- Do this: Extract the listing below in full, unchanged.

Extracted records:
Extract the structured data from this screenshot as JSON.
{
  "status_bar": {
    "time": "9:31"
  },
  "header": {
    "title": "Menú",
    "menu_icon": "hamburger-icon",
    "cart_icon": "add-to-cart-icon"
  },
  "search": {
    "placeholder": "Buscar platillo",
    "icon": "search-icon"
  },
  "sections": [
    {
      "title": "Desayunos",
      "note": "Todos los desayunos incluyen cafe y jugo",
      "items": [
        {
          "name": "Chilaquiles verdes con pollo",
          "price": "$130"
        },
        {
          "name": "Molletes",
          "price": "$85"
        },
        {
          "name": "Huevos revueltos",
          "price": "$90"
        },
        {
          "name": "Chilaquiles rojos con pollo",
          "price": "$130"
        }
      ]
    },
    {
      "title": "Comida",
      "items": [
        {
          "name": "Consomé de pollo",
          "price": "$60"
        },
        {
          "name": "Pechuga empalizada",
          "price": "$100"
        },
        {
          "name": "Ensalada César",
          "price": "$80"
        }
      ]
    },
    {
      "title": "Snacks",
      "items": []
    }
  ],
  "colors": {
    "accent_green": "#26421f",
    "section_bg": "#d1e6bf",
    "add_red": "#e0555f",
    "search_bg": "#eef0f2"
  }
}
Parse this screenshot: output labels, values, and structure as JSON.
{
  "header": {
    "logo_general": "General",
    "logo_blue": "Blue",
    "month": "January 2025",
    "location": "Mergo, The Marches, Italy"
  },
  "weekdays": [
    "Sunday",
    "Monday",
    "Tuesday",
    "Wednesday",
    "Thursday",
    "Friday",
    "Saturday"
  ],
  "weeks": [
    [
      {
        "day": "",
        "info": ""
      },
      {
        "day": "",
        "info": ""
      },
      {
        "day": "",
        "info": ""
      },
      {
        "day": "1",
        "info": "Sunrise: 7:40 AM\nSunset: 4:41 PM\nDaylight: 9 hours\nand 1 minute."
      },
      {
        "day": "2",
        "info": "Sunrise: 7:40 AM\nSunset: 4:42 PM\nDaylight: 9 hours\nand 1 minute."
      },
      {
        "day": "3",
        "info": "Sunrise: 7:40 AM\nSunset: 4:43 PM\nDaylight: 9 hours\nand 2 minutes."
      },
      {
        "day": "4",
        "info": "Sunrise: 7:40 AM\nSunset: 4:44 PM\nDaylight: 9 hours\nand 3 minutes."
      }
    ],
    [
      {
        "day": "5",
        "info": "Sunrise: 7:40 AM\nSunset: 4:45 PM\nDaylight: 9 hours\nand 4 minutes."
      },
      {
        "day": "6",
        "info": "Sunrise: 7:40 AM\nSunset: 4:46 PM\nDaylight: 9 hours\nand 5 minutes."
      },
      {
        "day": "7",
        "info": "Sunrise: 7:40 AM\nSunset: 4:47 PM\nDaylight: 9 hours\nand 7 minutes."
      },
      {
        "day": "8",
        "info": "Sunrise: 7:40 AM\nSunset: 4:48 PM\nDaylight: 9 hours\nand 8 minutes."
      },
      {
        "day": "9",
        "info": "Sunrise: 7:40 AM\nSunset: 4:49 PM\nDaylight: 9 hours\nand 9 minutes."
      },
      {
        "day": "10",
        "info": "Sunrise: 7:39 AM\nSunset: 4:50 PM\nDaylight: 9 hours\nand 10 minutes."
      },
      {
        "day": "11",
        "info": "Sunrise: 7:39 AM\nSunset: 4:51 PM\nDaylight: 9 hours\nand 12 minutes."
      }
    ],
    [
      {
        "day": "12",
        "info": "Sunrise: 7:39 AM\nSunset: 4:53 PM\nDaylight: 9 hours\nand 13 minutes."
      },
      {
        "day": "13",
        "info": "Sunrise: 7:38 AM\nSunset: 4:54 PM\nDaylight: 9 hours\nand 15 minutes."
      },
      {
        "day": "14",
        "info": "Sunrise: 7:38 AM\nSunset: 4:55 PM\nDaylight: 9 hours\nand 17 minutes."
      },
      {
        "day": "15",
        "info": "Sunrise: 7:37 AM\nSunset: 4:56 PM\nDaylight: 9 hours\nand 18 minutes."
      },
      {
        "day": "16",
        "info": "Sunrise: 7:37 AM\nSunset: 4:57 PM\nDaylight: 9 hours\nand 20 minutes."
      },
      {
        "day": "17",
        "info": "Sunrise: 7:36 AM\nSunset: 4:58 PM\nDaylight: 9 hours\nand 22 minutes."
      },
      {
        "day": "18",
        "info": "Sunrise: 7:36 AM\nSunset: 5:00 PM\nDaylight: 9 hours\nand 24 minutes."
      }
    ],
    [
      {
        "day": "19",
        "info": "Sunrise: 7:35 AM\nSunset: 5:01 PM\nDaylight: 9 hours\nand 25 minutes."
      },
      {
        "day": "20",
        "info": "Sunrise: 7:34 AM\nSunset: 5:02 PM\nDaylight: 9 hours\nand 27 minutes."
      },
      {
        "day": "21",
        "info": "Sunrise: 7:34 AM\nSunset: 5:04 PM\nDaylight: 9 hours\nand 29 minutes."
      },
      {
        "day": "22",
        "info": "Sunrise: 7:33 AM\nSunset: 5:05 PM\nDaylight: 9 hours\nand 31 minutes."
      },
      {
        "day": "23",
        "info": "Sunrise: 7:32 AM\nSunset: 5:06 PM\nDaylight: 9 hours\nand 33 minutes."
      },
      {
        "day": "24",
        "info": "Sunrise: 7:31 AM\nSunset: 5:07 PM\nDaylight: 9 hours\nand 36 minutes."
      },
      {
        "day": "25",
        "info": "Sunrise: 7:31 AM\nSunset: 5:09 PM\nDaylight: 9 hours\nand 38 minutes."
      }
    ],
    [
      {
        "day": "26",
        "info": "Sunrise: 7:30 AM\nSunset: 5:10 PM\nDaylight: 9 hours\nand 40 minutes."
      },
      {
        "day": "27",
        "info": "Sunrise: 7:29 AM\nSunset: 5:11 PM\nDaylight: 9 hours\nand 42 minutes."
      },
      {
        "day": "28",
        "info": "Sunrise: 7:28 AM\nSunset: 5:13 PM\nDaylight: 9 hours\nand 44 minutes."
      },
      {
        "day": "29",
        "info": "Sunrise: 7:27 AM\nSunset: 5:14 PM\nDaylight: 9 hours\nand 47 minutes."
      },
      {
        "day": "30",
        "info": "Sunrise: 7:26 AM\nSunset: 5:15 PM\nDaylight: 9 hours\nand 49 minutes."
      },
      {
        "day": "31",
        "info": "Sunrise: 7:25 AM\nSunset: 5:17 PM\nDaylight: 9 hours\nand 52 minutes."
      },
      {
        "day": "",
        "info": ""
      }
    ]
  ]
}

- Task solution:
Extract the structured data from this screenshot as JSON.
{
  "status_bar": {
    "time": "9:31"
  },
  "header": {
    "title": "Menú",
    "menu_icon": "hamburger-icon",
    "cart_icon": "add-to-cart-icon"
  },
  "search": {
    "placeholder": "Buscar platillo",
    "icon": "search-icon"
  },
  "sections": [
    {
      "title": "Desayunos",
      "note": "Todos los desayunos incluyen cafe y jugo",
      "items": [
        {
          "name": "Chilaquiles verdes con pollo",
          "price": "$130"
        },
        {
          "name": "Molletes",
          "price": "$85"
        },
        {
          "name": "Huevos revueltos",
          "price": "$90"
        },
        {
          "name": "Chilaquiles rojos con pollo",
          "price": "$130"
        }
      ]
    },
    {
      "title": "Comida",
      "items": [
        {
          "name": "Consomé de pollo",
          "price": "$60"
        },
        {
          "name": "Pechuga empalizada",
          "price": "$100"
        },
        {
          "name": "Ensalada César",
          "price": "$80"
        }
      ]
    },
    {
      "title": "Snacks",
      "items": []
    }
  ],
  "colors": {
    "accent_green": "#26421f",
    "section_bg": "#d1e6bf",
    "add_red": "#e0555f",
    "search_bg": "#eef0f2"
  }
}
Parse this screenshot: output labels, values, and structure as JSON.
{
  "header": {
    "logo_general": "General",
    "logo_blue": "Blue",
    "month": "January 2025",
    "location": "Mergo, The Marches, Italy"
  },
  "weekdays": [
    "Sunday",
    "Monday",
    "Tuesday",
    "Wednesday",
    "Thursday",
    "Friday",
    "Saturday"
  ],
  "weeks": [
    [
      {
        "day": "",
        "info": ""
      },
      {
        "day": "",
        "info": ""
      },
      {
        "day": "",
        "info": ""
      },
      {
        "day": "1",
        "info": "Sunrise: 7:40 AM\nSunset: 4:41 PM\nDaylight: 9 hours\nand 1 minute."
      },
      {
        "day": "2",
        "info": "Sunrise: 7:40 AM\nSunset: 4:42 PM\nDaylight: 9 hours\nand 1 minute."
      },
      {
        "day": "3",
        "info": "Sunrise: 7:40 AM\nSunset: 4:43 PM\nDaylight: 9 hours\nand 2 minutes."
      },
      {
        "day": "4",
        "info": "Sunrise: 7:40 AM\nSunset: 4:44 PM\nDaylight: 9 hours\nand 3 minutes."
      }
    ],
    [
      {
        "day": "5",
        "info": "Sunrise: 7:40 AM\nSunset: 4:45 PM\nDaylight: 9 hours\nand 4 minutes."
      },
      {
        "day": "6",
        "info": "Sunrise: 7:40 AM\nSunset: 4:46 PM\nDaylight: 9 hours\nand 5 minutes."
      },
      {
        "day": "7",
        "info": "Sunrise: 7:40 AM\nSunset: 4:47 PM\nDaylight: 9 hours\nand 7 minutes."
      },
      {
        "day": "8",
        "info": "Sunrise: 7:40 AM\nSunset: 4:48 PM\nDaylight: 9 hours\nand 8 minutes."
      },
      {
        "day": "9",
        "info": "Sunrise: 7:40 AM\nSunset: 4:49 PM\nDaylight: 9 hours\nand 9 minutes."
      },
      {
        "day": "10",
        "info": "Sunrise: 7:39 AM\nSunset: 4:50 PM\nDaylight: 9 hours\nand 10 minutes."
      },
      {
        "day": "11",
        "info": "Sunrise: 7:39 AM\nSunset: 4:51 PM\nDaylight: 9 hours\nand 12 minutes."
      }
    ],
    [
      {
        "day": "12",
        "info": "Sunrise: 7:39 AM\nSunset: 4:53 PM\nDaylight: 9 hours\nand 13 minutes."
      },
      {
        "day": "13",
        "info": "Sunrise: 7:38 AM\nSunset: 4:54 PM\nDaylight: 9 hours\nand 15 minutes."
      },
      {
        "day": "14",
        "info": "Sunrise: 7:38 AM\nSunset: 4:55 PM\nDaylight: 9 hours\nand 17 minutes."
      },
      {
        "day": "15",
        "info": "Sunrise: 7:37 AM\nSunset: 4:56 PM\nDaylight: 9 hours\nand 18 minutes."
      },
      {
        "day": "16",
        "info": "Sunrise: 7:37 AM\nSunset: 4:57 PM\nDaylight: 9 hours\nand 20 minutes."
      },
      {
        "day": "17",
        "info": "Sunrise: 7:36 AM\nSunset: 4:58 PM\nDaylight: 9 hours\nand 22 minutes."
      },
      {
        "day": "18",
        "info": "Sunrise: 7:36 AM\nSunset: 5:00 PM\nDaylight: 9 hours\nand 24 minutes."
      }
    ],
    [
      {
        "day": "19",
        "info": "Sunrise: 7:35 AM\nSunset: 5:01 PM\nDaylight: 9 hours\nand 25 minutes."
      },
      {
        "day": "20",
        "info": "Sunrise: 7:34 AM\nSunset: 5:02 PM\nDaylight: 9 hours\nand 27 minutes."
      },
      {
        "day": "21",
        "info": "Sunrise: 7:34 AM\nSunset: 5:04 PM\nDaylight: 9 hours\nand 29 minutes."
      },
      {
        "day": "22",
        "info": "Sunrise: 7:33 AM\nSunset: 5:05 PM\nDaylight: 9 hours\nand 31 minutes."
      },
      {
        "day": "23",
        "info": "Sunrise: 7:32 AM\nSunset: 5:06 PM\nDaylight: 9 hours\nand 33 minutes."
      },
      {
        "day": "24",
        "info": "Sunrise: 7:31 AM\nSunset: 5:07 PM\nDaylight: 9 hours\nand 36 minutes."
      },
      {
        "day": "25",
        "info": "Sunrise: 7:31 AM\nSunset: 5:09 PM\nDaylight: 9 hours\nand 38 minutes."
      }
    ],
    [
      {
        "day": "26",
        "info": "Sunrise: 7:30 AM\nSunset: 5:10 PM\nDaylight: 9 hours\nand 40 minutes."
      },
      {
        "day": "27",
        "info": "Sunrise: 7:29 AM\nSunset: 5:11 PM\nDaylight: 9 hours\nand 42 minutes."
      },
      {
        "day": "28",
        "info": "Sunrise: 7:28 AM\nSunset: 5:13 PM\nDaylight: 9 hours\nand 44 minutes."
      },
      {
        "day": "29",
        "info": "Sunrise: 7:27 AM\nSunset: 5:14 PM\nDaylight: 9 hours\nand 47 minutes."
      },
      {
        "day": "30",
        "info": "Sunrise: 7:26 AM\nSunset: 5:15 PM\nDaylight: 9 hours\nand 49 minutes."
      },
      {
        "day": "31",
        "info": "Sunrise: 7:25 AM\nSunset: 5:17 PM\nDaylight: 9 hours\nand 52 minutes."
      },
      {
        "day": "",
        "info": ""
      }
    ]
  ]
}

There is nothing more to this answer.